Exercise materials:
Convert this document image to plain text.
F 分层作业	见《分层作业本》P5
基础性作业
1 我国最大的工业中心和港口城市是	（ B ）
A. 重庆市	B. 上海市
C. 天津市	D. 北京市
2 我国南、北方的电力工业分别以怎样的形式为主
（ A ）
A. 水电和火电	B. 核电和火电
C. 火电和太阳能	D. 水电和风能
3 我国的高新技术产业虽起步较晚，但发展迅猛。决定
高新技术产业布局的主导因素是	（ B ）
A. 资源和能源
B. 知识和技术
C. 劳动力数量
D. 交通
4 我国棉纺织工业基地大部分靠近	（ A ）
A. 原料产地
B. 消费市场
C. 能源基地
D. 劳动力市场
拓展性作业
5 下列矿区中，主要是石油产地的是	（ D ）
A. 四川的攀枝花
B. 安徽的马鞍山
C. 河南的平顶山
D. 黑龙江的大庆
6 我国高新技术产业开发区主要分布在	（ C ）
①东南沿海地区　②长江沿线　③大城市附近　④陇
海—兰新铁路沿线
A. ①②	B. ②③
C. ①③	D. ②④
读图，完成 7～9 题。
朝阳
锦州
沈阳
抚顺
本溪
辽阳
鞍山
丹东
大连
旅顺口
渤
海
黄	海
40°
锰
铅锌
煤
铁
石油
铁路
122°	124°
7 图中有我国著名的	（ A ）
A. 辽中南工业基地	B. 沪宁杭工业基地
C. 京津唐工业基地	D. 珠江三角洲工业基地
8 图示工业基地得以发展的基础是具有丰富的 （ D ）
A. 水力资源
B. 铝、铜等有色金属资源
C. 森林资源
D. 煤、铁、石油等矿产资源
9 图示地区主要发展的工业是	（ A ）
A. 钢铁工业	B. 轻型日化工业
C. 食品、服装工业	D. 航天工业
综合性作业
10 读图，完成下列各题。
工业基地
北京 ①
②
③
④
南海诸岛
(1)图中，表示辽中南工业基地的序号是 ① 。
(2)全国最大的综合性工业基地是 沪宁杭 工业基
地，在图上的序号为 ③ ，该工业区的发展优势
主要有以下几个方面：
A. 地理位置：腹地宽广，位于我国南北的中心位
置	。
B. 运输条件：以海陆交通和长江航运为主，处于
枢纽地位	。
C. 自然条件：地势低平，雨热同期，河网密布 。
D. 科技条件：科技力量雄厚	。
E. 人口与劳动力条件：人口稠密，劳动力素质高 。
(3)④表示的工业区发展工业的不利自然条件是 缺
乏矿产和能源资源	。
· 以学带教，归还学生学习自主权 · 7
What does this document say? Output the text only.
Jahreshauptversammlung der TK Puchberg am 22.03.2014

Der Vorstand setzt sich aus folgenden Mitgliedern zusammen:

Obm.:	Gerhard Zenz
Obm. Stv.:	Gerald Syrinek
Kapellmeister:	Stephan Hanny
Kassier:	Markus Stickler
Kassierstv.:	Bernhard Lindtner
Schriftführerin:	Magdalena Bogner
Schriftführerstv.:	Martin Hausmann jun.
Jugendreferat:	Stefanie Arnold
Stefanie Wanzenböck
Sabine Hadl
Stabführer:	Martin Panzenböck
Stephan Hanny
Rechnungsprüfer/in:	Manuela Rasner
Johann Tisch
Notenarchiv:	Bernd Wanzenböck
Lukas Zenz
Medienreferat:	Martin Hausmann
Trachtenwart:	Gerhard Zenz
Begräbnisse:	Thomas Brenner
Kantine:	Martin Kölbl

What you have to do:
Give nothing but the count of lines in the listing above that hold the string "this".

Correct answer:
2